(Data records)
====
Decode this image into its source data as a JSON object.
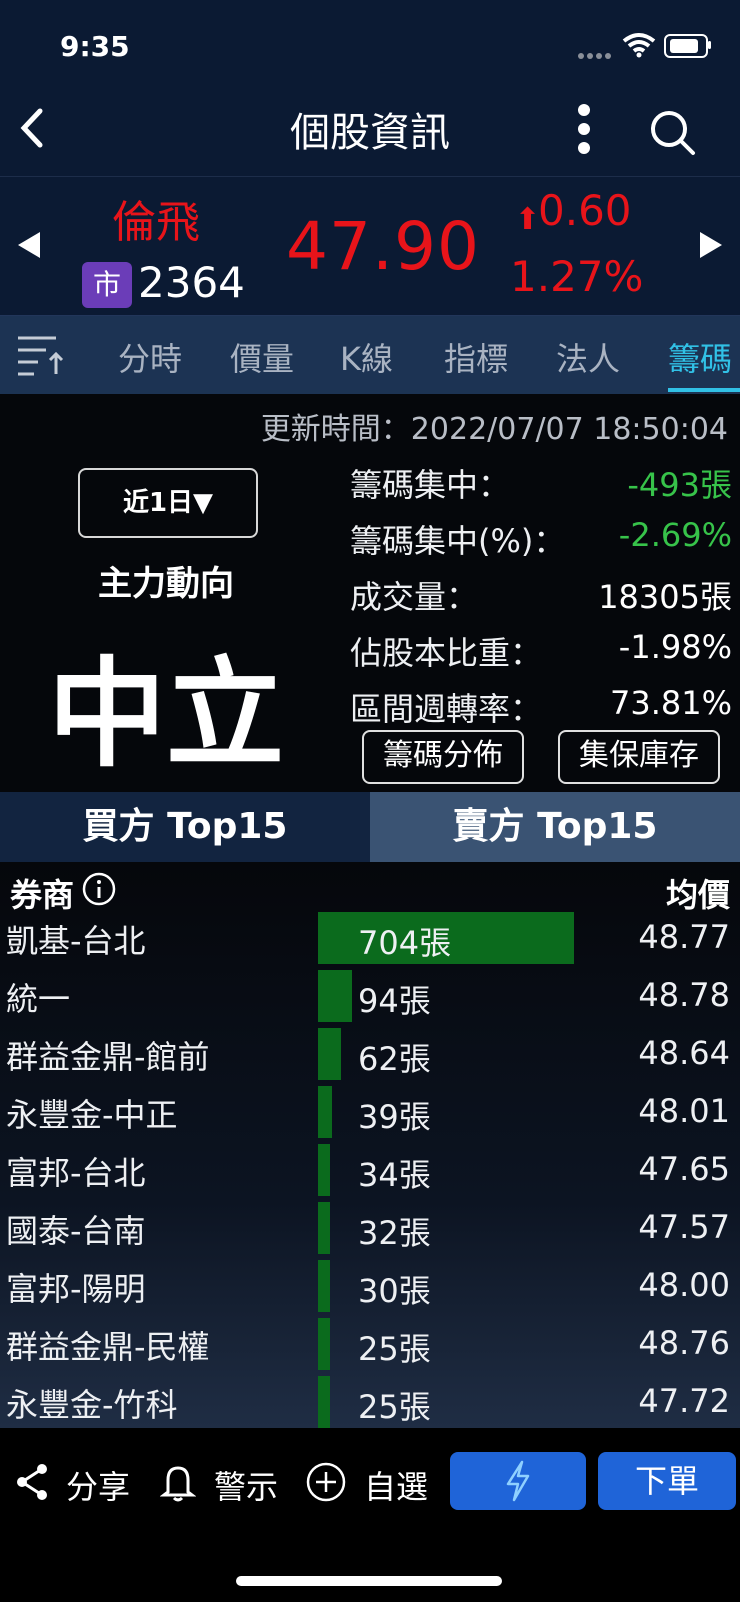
{
  "status": {
    "time": "9:35"
  },
  "header": {
    "title": "個股資訊"
  },
  "stock": {
    "name": "倫飛",
    "market_badge": "市",
    "code": "2364",
    "price": "47.90",
    "change_arrow": "⬆",
    "change": "0.60",
    "change_pct": "1.27%",
    "up_color": "#e8141a"
  },
  "tabs": [
    "分時",
    "價量",
    "K線",
    "指標",
    "法人",
    "籌碼"
  ],
  "active_tab": "籌碼",
  "chip": {
    "update_time": "更新時間：2022/07/07 18:50:04",
    "period": "近1日▼",
    "main_force_label": "主力動向",
    "main_force_value": "中立",
    "rows": [
      {
        "label": "籌碼集中：",
        "value": "-493張"
      },
      {
        "label": "籌碼集中(%)：",
        "value": "-2.69%"
      },
      {
        "label": "成交量：",
        "value": "18305張"
      },
      {
        "label": "佔股本比重：",
        "value": "-1.98%"
      },
      {
        "label": "區間週轉率：",
        "value": "73.81%"
      }
    ],
    "distribution_button": "籌碼分佈",
    "custody_button": "集保庫存"
  },
  "side_tabs": {
    "buy": "買方 Top15",
    "sell": "賣方 Top15"
  },
  "list_header": {
    "broker": "券商",
    "avg": "均價"
  },
  "brokers": [
    {
      "name": "凱基-台北",
      "qty": 704,
      "qty_label": "704張",
      "avg": "48.77"
    },
    {
      "name": "統一",
      "qty": 94,
      "qty_label": "94張",
      "avg": "48.78"
    },
    {
      "name": "群益金鼎-館前",
      "qty": 62,
      "qty_label": "62張",
      "avg": "48.64"
    },
    {
      "name": "永豐金-中正",
      "qty": 39,
      "qty_label": "39張",
      "avg": "48.01"
    },
    {
      "name": "富邦-台北",
      "qty": 34,
      "qty_label": "34張",
      "avg": "47.65"
    },
    {
      "name": "國泰-台南",
      "qty": 32,
      "qty_label": "32張",
      "avg": "47.57"
    },
    {
      "name": "富邦-陽明",
      "qty": 30,
      "qty_label": "30張",
      "avg": "48.00"
    },
    {
      "name": "群益金鼎-民權",
      "qty": 25,
      "qty_label": "25張",
      "avg": "48.76"
    },
    {
      "name": "永豐金-竹科",
      "qty": 25,
      "qty_label": "25張",
      "avg": "47.72"
    }
  ],
  "toolbar": {
    "share": "分享",
    "alert": "警示",
    "watchlist": "自選",
    "order": "下單"
  }
}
====
Job: Output the records above exactly as they are, leaving out the pictures.

In response:
Decode this image into its source data as a JSON object.
{
  "status": {
    "time": "9:35"
  },
  "header": {
    "title": "個股資訊"
  },
  "stock": {
    "name": "倫飛",
    "market_badge": "市",
    "code": "2364",
    "price": "47.90",
    "change_arrow": "⬆",
    "change": "0.60",
    "change_pct": "1.27%",
    "up_color": "#e8141a"
  },
  "tabs": [
    "分時",
    "價量",
    "K線",
    "指標",
    "法人",
    "籌碼"
  ],
  "active_tab": "籌碼",
  "chip": {
    "update_time": "更新時間：2022/07/07 18:50:04",
    "period": "近1日▼",
    "main_force_label": "主力動向",
    "main_force_value": "中立",
    "rows": [
      {
        "label": "籌碼集中：",
        "value": "-493張"
      },
      {
        "label": "籌碼集中(%)：",
        "value": "-2.69%"
      },
      {
        "label": "成交量：",
        "value": "18305張"
      },
      {
        "label": "佔股本比重：",
        "value": "-1.98%"
      },
      {
        "label": "區間週轉率：",
        "value": "73.81%"
      }
    ],
    "distribution_button": "籌碼分佈",
    "custody_button": "集保庫存"
  },
  "side_tabs": {
    "buy": "買方 Top15",
    "sell": "賣方 Top15"
  },
  "list_header": {
    "broker": "券商",
    "avg": "均價"
  },
  "brokers": [
    {
      "name": "凱基-台北",
      "qty": 704,
      "qty_label": "704張",
      "avg": "48.77"
    },
    {
      "name": "統一",
      "qty": 94,
      "qty_label": "94張",
      "avg": "48.78"
    },
    {
      "name": "群益金鼎-館前",
      "qty": 62,
      "qty_label": "62張",
      "avg": "48.64"
    },
    {
      "name": "永豐金-中正",
      "qty": 39,
      "qty_label": "39張",
      "avg": "48.01"
    },
    {
      "name": "富邦-台北",
      "qty": 34,
      "qty_label": "34張",
      "avg": "47.65"
    },
    {
      "name": "國泰-台南",
      "qty": 32,
      "qty_label": "32張",
      "avg": "47.57"
    },
    {
      "name": "富邦-陽明",
      "qty": 30,
      "qty_label": "30張",
      "avg": "48.00"
    },
    {
      "name": "群益金鼎-民權",
      "qty": 25,
      "qty_label": "25張",
      "avg": "48.76"
    },
    {
      "name": "永豐金-竹科",
      "qty": 25,
      "qty_label": "25張",
      "avg": "47.72"
    }
  ],
  "toolbar": {
    "share": "分享",
    "alert": "警示",
    "watchlist": "自選",
    "order": "下單"
  }
}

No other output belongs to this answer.